▶ Requirements
Every line that contains the word "name" should be copied.
* begin Data in this exercise *
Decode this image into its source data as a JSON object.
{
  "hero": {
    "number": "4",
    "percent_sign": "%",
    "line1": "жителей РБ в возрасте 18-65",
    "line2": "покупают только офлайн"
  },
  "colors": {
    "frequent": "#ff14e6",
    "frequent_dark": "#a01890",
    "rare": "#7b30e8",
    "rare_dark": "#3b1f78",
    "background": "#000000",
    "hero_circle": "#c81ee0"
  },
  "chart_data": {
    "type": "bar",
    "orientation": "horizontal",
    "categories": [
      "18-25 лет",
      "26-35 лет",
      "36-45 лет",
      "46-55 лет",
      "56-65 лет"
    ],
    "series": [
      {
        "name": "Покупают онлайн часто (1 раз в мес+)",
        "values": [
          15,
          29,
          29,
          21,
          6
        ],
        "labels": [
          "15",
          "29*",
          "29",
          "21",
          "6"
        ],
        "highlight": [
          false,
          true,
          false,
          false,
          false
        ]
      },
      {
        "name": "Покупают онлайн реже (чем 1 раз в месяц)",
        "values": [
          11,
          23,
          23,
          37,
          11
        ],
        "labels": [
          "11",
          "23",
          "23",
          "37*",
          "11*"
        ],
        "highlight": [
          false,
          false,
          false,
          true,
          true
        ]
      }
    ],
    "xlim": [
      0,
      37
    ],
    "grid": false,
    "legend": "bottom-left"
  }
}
* end Data in this exercise *
▶ Answer for the task
        "name": "Покупают онлайн часто (1 раз в мес+)",
        "name": "Покупают онлайн реже (чем 1 раз в месяц)",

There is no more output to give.